Each line that holds the word "Online" is to be identified and copied.

[Start of Extracted information]

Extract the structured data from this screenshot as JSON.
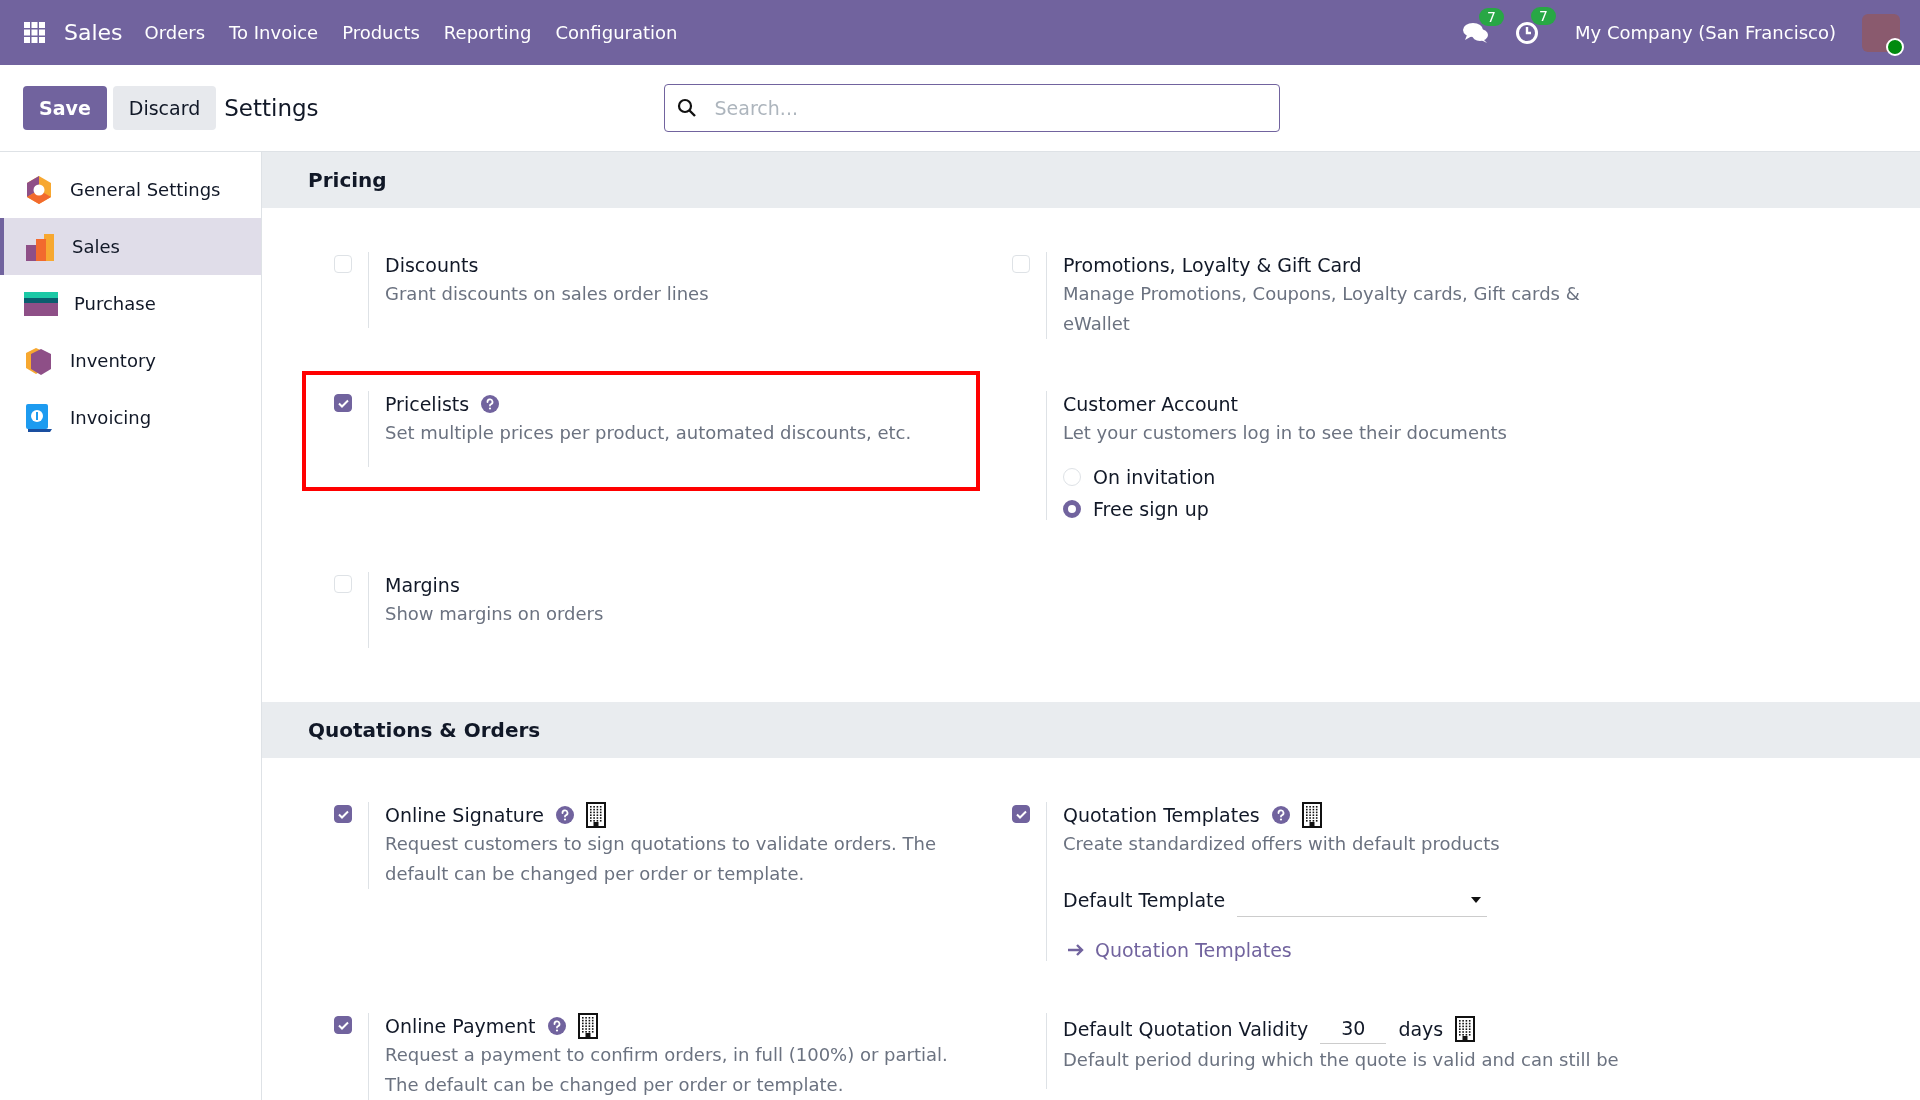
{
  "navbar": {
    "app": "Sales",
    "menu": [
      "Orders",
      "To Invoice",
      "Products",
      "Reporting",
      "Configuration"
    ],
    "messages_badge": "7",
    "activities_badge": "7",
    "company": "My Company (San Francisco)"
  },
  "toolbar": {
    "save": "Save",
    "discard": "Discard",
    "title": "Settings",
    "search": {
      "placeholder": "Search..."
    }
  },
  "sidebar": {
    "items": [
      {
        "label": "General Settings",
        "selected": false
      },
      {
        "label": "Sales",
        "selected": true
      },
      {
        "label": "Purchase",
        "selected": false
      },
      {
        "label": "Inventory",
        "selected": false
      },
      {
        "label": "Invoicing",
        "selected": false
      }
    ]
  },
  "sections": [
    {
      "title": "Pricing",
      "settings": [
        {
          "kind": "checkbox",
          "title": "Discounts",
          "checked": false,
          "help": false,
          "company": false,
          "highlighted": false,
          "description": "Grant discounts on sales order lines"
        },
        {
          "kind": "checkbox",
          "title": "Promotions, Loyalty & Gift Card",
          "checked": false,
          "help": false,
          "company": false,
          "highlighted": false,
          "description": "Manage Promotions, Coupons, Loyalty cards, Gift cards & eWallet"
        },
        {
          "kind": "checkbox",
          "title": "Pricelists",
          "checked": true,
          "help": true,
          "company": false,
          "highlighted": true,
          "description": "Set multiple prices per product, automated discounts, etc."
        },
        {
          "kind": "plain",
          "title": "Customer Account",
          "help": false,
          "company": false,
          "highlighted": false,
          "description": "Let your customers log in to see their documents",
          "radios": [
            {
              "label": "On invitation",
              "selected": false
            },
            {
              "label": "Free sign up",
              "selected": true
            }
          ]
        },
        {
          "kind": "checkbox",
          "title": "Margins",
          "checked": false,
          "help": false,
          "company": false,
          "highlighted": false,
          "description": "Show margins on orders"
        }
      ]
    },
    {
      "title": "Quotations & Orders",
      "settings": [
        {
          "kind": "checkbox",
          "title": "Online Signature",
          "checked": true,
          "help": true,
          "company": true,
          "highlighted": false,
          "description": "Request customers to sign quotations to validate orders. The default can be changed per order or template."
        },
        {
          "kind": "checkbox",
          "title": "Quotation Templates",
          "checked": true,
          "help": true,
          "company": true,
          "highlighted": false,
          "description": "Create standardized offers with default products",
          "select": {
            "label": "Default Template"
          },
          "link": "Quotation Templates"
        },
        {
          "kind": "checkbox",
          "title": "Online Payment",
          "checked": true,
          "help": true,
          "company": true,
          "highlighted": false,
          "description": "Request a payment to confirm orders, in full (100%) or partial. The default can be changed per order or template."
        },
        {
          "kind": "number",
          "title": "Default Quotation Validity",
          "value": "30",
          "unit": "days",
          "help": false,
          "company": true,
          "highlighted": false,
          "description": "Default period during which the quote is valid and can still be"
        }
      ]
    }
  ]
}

[End of Extracted information]

Response to the exercise:
          "title": "Online Signature",
          "title": "Online Payment",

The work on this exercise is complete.